CHALLENGE: Lay out the rows as a JSON list of strings, one string per row and no blank entries, beginning with the row that contains "x-axis-title: TIME (BILLIONS" and ending after the row that contains "y-axis-title-line1: CONCENTRATION OF".

[START OF RECORDS PROVIDED]

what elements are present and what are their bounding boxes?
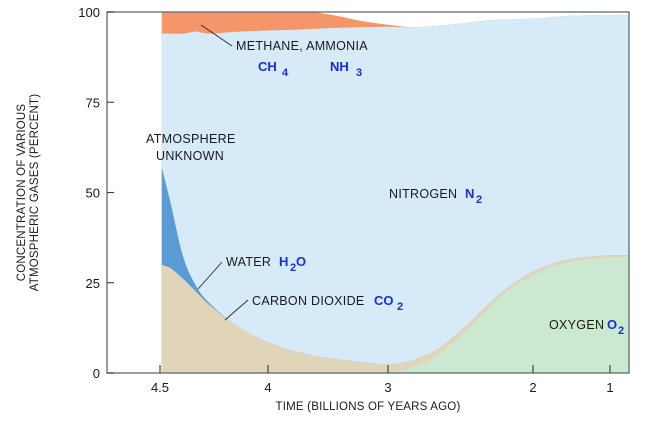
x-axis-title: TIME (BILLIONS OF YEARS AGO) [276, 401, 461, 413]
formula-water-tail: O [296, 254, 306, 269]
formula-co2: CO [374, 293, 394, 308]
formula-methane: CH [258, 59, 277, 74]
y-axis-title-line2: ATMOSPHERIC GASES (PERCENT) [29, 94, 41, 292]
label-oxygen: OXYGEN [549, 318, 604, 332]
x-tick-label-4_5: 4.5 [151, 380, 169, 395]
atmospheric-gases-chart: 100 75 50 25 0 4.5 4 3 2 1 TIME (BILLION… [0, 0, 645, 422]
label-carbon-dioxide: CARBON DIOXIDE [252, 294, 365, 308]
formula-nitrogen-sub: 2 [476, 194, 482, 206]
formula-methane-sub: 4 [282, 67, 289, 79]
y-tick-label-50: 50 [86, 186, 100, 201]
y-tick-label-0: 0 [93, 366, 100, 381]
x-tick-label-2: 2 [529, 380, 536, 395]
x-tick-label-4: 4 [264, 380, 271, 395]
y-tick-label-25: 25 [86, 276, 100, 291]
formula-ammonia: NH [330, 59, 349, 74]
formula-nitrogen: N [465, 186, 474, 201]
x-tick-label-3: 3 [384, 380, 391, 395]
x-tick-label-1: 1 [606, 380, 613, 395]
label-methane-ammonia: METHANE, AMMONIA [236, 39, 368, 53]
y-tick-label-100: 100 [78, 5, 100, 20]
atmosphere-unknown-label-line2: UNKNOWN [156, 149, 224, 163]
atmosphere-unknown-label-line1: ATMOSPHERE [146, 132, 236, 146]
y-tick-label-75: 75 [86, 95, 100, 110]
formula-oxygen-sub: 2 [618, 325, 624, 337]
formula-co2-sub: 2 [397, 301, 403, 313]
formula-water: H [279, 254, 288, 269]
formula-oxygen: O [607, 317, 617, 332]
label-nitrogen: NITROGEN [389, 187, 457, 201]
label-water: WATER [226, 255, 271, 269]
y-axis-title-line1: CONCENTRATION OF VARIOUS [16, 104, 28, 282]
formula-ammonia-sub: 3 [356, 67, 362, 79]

[END OF RECORDS PROVIDED]
[START OF RECORDS PROVIDED]

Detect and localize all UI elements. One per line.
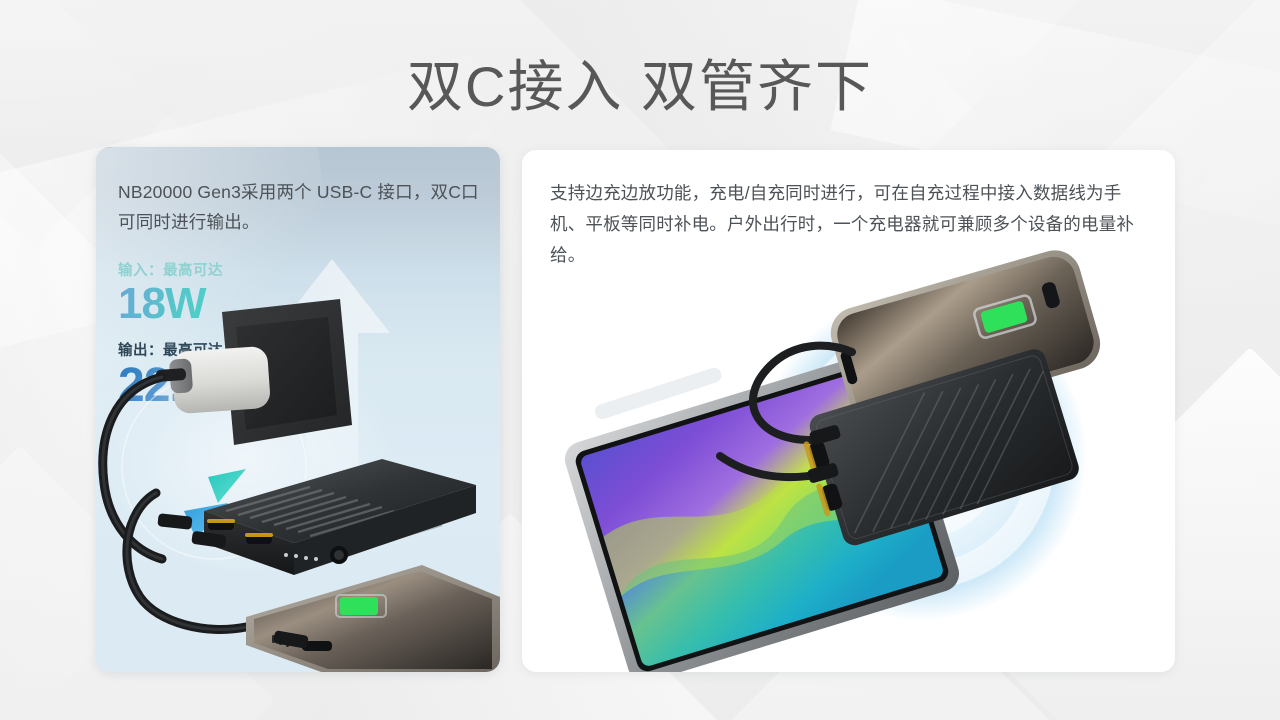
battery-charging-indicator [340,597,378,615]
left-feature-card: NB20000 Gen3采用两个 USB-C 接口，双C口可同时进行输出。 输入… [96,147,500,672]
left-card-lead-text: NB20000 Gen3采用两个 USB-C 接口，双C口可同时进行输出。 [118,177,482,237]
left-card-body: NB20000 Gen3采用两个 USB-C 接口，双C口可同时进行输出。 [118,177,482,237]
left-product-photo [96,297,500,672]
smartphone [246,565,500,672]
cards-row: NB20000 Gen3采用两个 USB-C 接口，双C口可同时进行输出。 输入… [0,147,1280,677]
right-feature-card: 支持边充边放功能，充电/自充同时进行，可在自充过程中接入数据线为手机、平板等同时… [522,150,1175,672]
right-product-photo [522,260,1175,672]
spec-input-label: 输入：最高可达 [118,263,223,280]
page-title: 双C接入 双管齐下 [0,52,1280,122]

[END OF RECORDS PROVIDED]

TASK RESULT:
[
  "x-axis-title: TIME (BILLIONS OF YEARS AGO) [276, 401, 461, 413]",
  "formula-water-tail: O [296, 254, 306, 269]",
  "formula-co2: CO [374, 293, 394, 308]",
  "formula-methane: CH [258, 59, 277, 74]",
  "y-axis-title-line2: ATMOSPHERIC GASES (PERCENT) [29, 94, 41, 292]",
  "label-oxygen: OXYGEN [549, 318, 604, 332]",
  "x-tick-label-4_5: 4.5 [151, 380, 169, 395]",
  "atmospheric-gases-chart: 100 75 50 25 0 4.5 4 3 2 1 TIME (BILLION… [0, 0, 645, 422]",
  "label-carbon-dioxide: CARBON DIOXIDE [252, 294, 365, 308]",
  "formula-nitrogen-sub: 2 [476, 194, 482, 206]",
  "formula-methane-sub: 4 [282, 67, 289, 79]",
  "y-tick-label-50: 50 [86, 186, 100, 201]",
  "y-tick-label-0: 0 [93, 366, 100, 381]",
  "x-tick-label-2: 2 [529, 380, 536, 395]",
  "x-tick-label-4: 4 [264, 380, 271, 395]",
  "y-tick-label-25: 25 [86, 276, 100, 291]",
  "formula-ammonia: NH [330, 59, 349, 74]",
  "formula-nitrogen: N [465, 186, 474, 201]",
  "x-tick-label-3: 3 [384, 380, 391, 395]",
  "x-tick-label-1: 1 [606, 380, 613, 395]",
  "label-methane-ammonia: METHANE, AMMONIA [236, 39, 368, 53]",
  "y-tick-label-100: 100 [78, 5, 100, 20]",
  "atmosphere-unknown-label-line2: UNKNOWN [156, 149, 224, 163]",
  "atmosphere-unknown-label-line1: ATMOSPHERE [146, 132, 236, 146]",
  "y-tick-label-75: 75 [86, 95, 100, 110]",
  "formula-oxygen-sub: 2 [618, 325, 624, 337]",
  "formula-co2-sub: 2 [397, 301, 403, 313]",
  "formula-water: H [279, 254, 288, 269]",
  "formula-oxygen: O [607, 317, 617, 332]",
  "label-nitrogen: NITROGEN [389, 187, 457, 201]",
  "label-water: WATER [226, 255, 271, 269]",
  "y-axis-title-line1: CONCENTRATION OF VARIOUS [16, 104, 28, 282]"
]